DIRECTIONS FOR THIS TASK
All entries below need to be written out exactly, but without their pictures.

╭──

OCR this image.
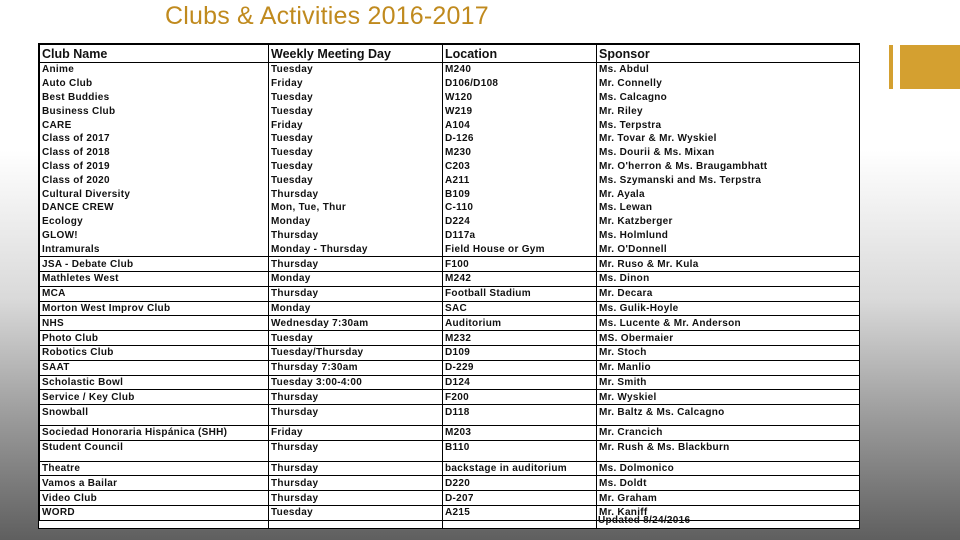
Clubs & Activities 2016-2017
Club Name	Weekly Meeting Day	Location	Sponsor
Anime	Tuesday	M240	Ms. Abdul
Auto Club	Friday	D106/D108	Mr. Connelly
Best Buddies	Tuesday	W120	Ms. Calcagno
Business Club	Tuesday	W219	Mr. Riley
CARE	Friday	A104	Ms. Terpstra
Class of 2017	Tuesday	D-126	Mr. Tovar & Mr. Wyskiel
Class of 2018	Tuesday	M230	Ms. Dourii & Ms. Mixan
Class of 2019	Tuesday	C203	Mr. O'herron & Ms. Braugambhatt
Class of 2020	Tuesday	A211	Ms. Szymanski and Ms. Terpstra
Cultural Diversity	Thursday	B109	Mr. Ayala
DANCE CREW	Mon, Tue, Thur	C-110	Ms. Lewan
Ecology	Monday	D224	Mr. Katzberger
GLOW!	Thursday	D117a	Ms. Holmlund
Intramurals	Monday - Thursday	Field House or Gym	Mr. O'Donnell
JSA - Debate Club	Thursday	F100	Mr. Ruso & Mr. Kula
Mathletes West	Monday	M242	Ms. Dinon
MCA	Thursday	Football Stadium	Mr. Decara
Morton West Improv Club	Monday	SAC	Ms. Gulik-Hoyle
NHS	Wednesday 7:30am	Auditorium	Ms. Lucente & Mr. Anderson
Photo Club	Tuesday	M232	MS. Obermaier
Robotics Club	Tuesday/Thursday	D109	Mr. Stoch
SAAT	Thursday 7:30am	D-229	Mr. Manlio
Scholastic Bowl	Tuesday 3:00-4:00	D124	Mr. Smith
Service / Key Club	Thursday	F200	Mr. Wyskiel
Snowball	Thursday	D118	Mr. Baltz & Ms. Calcagno

Sociedad Honoraria Hispánica (SHH)	Friday	M203	Mr. Crancich
Student Council	Thursday	B110	Mr. Rush & Ms. Blackburn

Theatre	Thursday	backstage in auditorium	Ms. Dolmonico
Vamos a Bailar	Thursday	D220	Ms. Doldt
Video Club	Thursday	D-207	Mr. Graham
WORD	Tuesday	A215	Mr. Kaniff
Updated 8/24/2016
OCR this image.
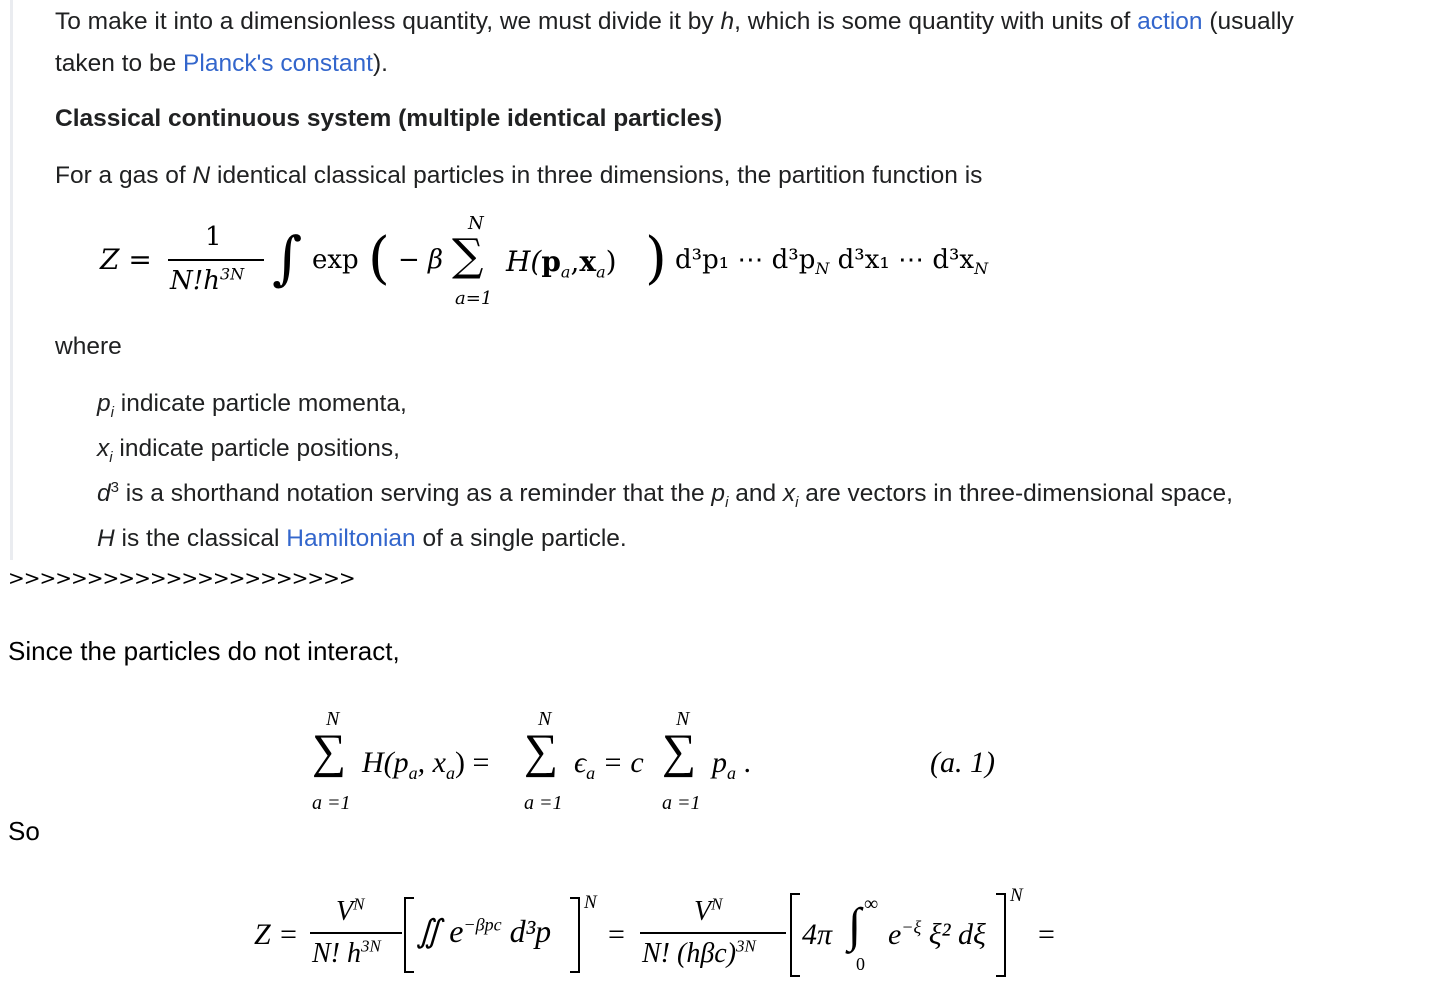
To make it into a dimensionless quantity, we must divide it by h, which is some quantity with units of action (usually

taken to be Planck's constant).

Classical continuous system (multiple identical particles)

For a gas of N identical classical particles in three dimensions, the partition function is

Z =
1
$N!h^{3N}$ ∫ exp ( − β
N
∑
a=1
$H(p_a,x_a)$ ) d³p₁ ⋯ $d^3p_N$ d³x₁ ⋯ $d^3x_N$
where
$p_i$ indicate particle momenta,
$x_i$ indicate particle positions,
$d^3$ is a shorthand notation serving as a reminder that the $p_i$ and $x_i$ are vectors in three-dimensional space,
H is the classical Hamiltonian of a single particle.
>>>>>>>>>>>>>>>>>>>>>>
Since the particles do not interact,
N
∑
a =1
$H(p_a$, $x_a$) =
N
∑
a =1
$\epsilon_a = c$
N
∑
a =1
$p_a$ .	(a. 1)
So
Z =
$V^N$
N! $h^{3N}$ ∬ $e^{-\beta pc}$ d³p
N
=
$V^N$
N! $(h\beta c)^{3N}$ 4π ∫ ∞
0
$e^{-\xi}$ ξ² dξ
N
=
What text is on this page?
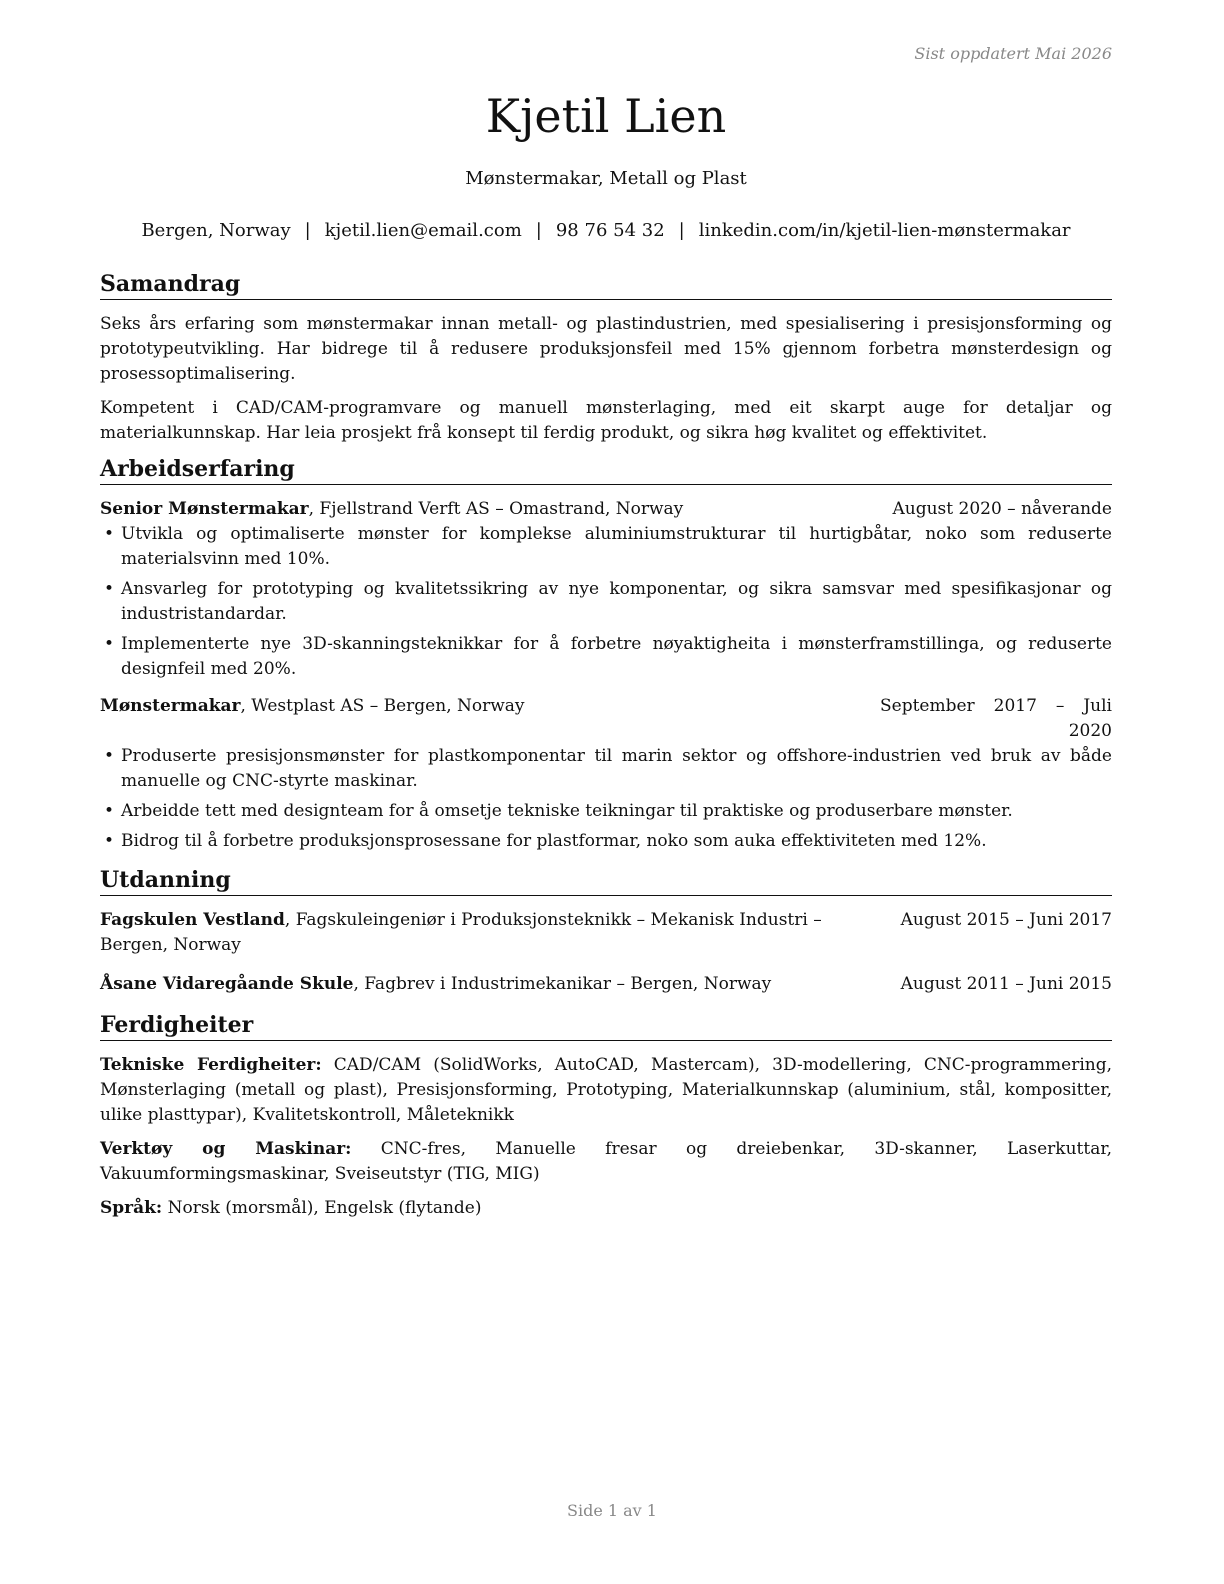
Sist oppdatert Mai 2026
Kjetil Lien
Mønstermakar, Metall og Plast
Bergen, Norway | kjetil.lien@email.com | 98 76 54 32 | linkedin.com/in/kjetil-lien-mønstermakar
Samandrag

Seks års erfaring som mønstermakar innan metall- og plastindustrien, med spesialisering i presisjonsforming og prototypeutvikling. Har bidrege til å redusere produksjonsfeil med 15% gjennom forbetra mønsterdesign og prosessoptimalisering.

Kompetent i CAD/CAM-programvare og manuell mønsterlaging, med eit skarpt auge for detaljar og materialkunnskap. Har leia prosjekt frå konsept til ferdig produkt, og sikra høg kvalitet og effektivitet.

Arbeidserfaring
Senior Mønstermakar, Fjellstrand Verft AS – Omastrand, Norway	August 2020 – nåverande
• Utvikla og optimaliserte mønster for komplekse aluminiumstrukturar til hurtigbåtar, noko som reduserte materialsvinn med 10%.
• Ansvarleg for prototyping og kvalitetssikring av nye komponentar, og sikra samsvar med spesifikasjonar og industristandardar.
• Implementerte nye 3D-skanningsteknikkar for å forbetre nøyaktigheita i mønsterframstillinga, og reduserte designfeil med 20%.
Mønstermakar, Westplast AS – Bergen, Norway	September 2017 – Juli 2020
• Produserte presisjonsmønster for plastkomponentar til marin sektor og offshore-industrien ved bruk av både manuelle og CNC-styrte maskinar.
• Arbeidde tett med designteam for å omsetje tekniske teikningar til praktiske og produserbare mønster.
• Bidrog til å forbetre produksjonsprosessane for plastformar, noko som auka effektiviteten med 12%.
Utdanning
Fagskulen Vestland, Fagskuleingeniør i Produksjonsteknikk – Mekanisk Industri – Bergen, Norway
August 2015 – Juni 2017
Åsane Vidaregåande Skule, Fagbrev i Industrimekanikar – Bergen, Norway	August 2011 – Juni 2015
Ferdigheiter

Tekniske Ferdigheiter: CAD/CAM (SolidWorks, AutoCAD, Mastercam), 3D-modellering, CNC-programmering, Mønsterlaging (metall og plast), Presisjonsforming, Prototyping, Materialkunnskap (aluminium, stål, kompositter, ulike plasttypar), Kvalitetskontroll, Måleteknikk

Verktøy og Maskinar: CNC-fres, Manuelle fresar og dreiebenkar, 3D-skanner, Laserkuttar, Vakuumformingsmaskinar, Sveiseutstyr (TIG, MIG)

Språk: Norsk (morsmål), Engelsk (flytande)

Side 1 av 1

╰──

OUTPUT OF THE TASK
OCR this image.
Clubs & Activities 2016-2017
Club Name	Weekly Meeting Day	Location	Sponsor
Anime	Tuesday	M240	Ms. Abdul
Auto Club	Friday	D106/D108	Mr. Connelly
Best Buddies	Tuesday	W120	Ms. Calcagno
Business Club	Tuesday	W219	Mr. Riley
CARE	Friday	A104	Ms. Terpstra
Class of 2017	Tuesday	D-126	Mr. Tovar & Mr. Wyskiel
Class of 2018	Tuesday	M230	Ms. Dourii & Ms. Mixan
Class of 2019	Tuesday	C203	Mr. O'herron & Ms. Braugambhatt
Class of 2020	Tuesday	A211	Ms. Szymanski and Ms. Terpstra
Cultural Diversity	Thursday	B109	Mr. Ayala
DANCE CREW	Mon, Tue, Thur	C-110	Ms. Lewan
Ecology	Monday	D224	Mr. Katzberger
GLOW!	Thursday	D117a	Ms. Holmlund
Intramurals	Monday - Thursday	Field House or Gym	Mr. O'Donnell
JSA - Debate Club	Thursday	F100	Mr. Ruso & Mr. Kula
Mathletes West	Monday	M242	Ms. Dinon
MCA	Thursday	Football Stadium	Mr. Decara
Morton West Improv Club	Monday	SAC	Ms. Gulik-Hoyle
NHS	Wednesday 7:30am	Auditorium	Ms. Lucente & Mr. Anderson
Photo Club	Tuesday	M232	MS. Obermaier
Robotics Club	Tuesday/Thursday	D109	Mr. Stoch
SAAT	Thursday 7:30am	D-229	Mr. Manlio
Scholastic Bowl	Tuesday 3:00-4:00	D124	Mr. Smith
Service / Key Club	Thursday	F200	Mr. Wyskiel
Snowball	Thursday	D118	Mr. Baltz & Ms. Calcagno

Sociedad Honoraria Hispánica (SHH)	Friday	M203	Mr. Crancich
Student Council	Thursday	B110	Mr. Rush & Ms. Blackburn

Theatre	Thursday	backstage in auditorium	Ms. Dolmonico
Vamos a Bailar	Thursday	D220	Ms. Doldt
Video Club	Thursday	D-207	Mr. Graham
WORD	Tuesday	A215	Mr. Kaniff
Updated 8/24/2016
OCR this image.
To make it into a dimensionless quantity, we must divide it by h, which is some quantity with units of action (usually

taken to be Planck's constant).

Classical continuous system (multiple identical particles)

For a gas of N identical classical particles in three dimensions, the partition function is

Z =
1
$N!h^{3N}$ ∫ exp ( − β
N
∑
a=1
$H(p_a,x_a)$ ) d³p₁ ⋯ $d^3p_N$ d³x₁ ⋯ $d^3x_N$
where
$p_i$ indicate particle momenta,
$x_i$ indicate particle positions,
$d^3$ is a shorthand notation serving as a reminder that the $p_i$ and $x_i$ are vectors in three-dimensional space,
H is the classical Hamiltonian of a single particle.
>>>>>>>>>>>>>>>>>>>>>>
Since the particles do not interact,
N
∑
a =1
$H(p_a$, $x_a$) =
N
∑
a =1
$\epsilon_a = c$
N
∑
a =1
$p_a$ .	(a. 1)
So
Z =
$V^N$
N! $h^{3N}$ ∬ $e^{-\beta pc}$ d³p
N
=
$V^N$
N! $(h\beta c)^{3N}$ 4π ∫ ∞
0
$e^{-\xi}$ ξ² dξ
N
=
What text is on this page?
Sist oppdatert Mai 2026
Kjetil Lien
Mønstermakar, Metall og Plast
Bergen, Norway | kjetil.lien@email.com | 98 76 54 32 | linkedin.com/in/kjetil-lien-mønstermakar
Samandrag

Seks års erfaring som mønstermakar innan metall- og plastindustrien, med spesialisering i presisjonsforming og prototypeutvikling. Har bidrege til å redusere produksjonsfeil med 15% gjennom forbetra mønsterdesign og prosessoptimalisering.

Kompetent i CAD/CAM-programvare og manuell mønsterlaging, med eit skarpt auge for detaljar og materialkunnskap. Har leia prosjekt frå konsept til ferdig produkt, og sikra høg kvalitet og effektivitet.

Arbeidserfaring
Senior Mønstermakar, Fjellstrand Verft AS – Omastrand, Norway	August 2020 – nåverande
• Utvikla og optimaliserte mønster for komplekse aluminiumstrukturar til hurtigbåtar, noko som reduserte materialsvinn med 10%.
• Ansvarleg for prototyping og kvalitetssikring av nye komponentar, og sikra samsvar med spesifikasjonar og industristandardar.
• Implementerte nye 3D-skanningsteknikkar for å forbetre nøyaktigheita i mønsterframstillinga, og reduserte designfeil med 20%.
Mønstermakar, Westplast AS – Bergen, Norway	September 2017 – Juli 2020
• Produserte presisjonsmønster for plastkomponentar til marin sektor og offshore-industrien ved bruk av både manuelle og CNC-styrte maskinar.
• Arbeidde tett med designteam for å omsetje tekniske teikningar til praktiske og produserbare mønster.
• Bidrog til å forbetre produksjonsprosessane for plastformar, noko som auka effektiviteten med 12%.
Utdanning
Fagskulen Vestland, Fagskuleingeniør i Produksjonsteknikk – Mekanisk Industri – Bergen, Norway
August 2015 – Juni 2017
Åsane Vidaregåande Skule, Fagbrev i Industrimekanikar – Bergen, Norway	August 2011 – Juni 2015
Ferdigheiter

Tekniske Ferdigheiter: CAD/CAM (SolidWorks, AutoCAD, Mastercam), 3D-modellering, CNC-programmering, Mønsterlaging (metall og plast), Presisjonsforming, Prototyping, Materialkunnskap (aluminium, stål, kompositter, ulike plasttypar), Kvalitetskontroll, Måleteknikk

Verktøy og Maskinar: CNC-fres, Manuelle fresar og dreiebenkar, 3D-skanner, Laserkuttar, Vakuumformingsmaskinar, Sveiseutstyr (TIG, MIG)

Språk: Norsk (morsmål), Engelsk (flytande)

Side 1 av 1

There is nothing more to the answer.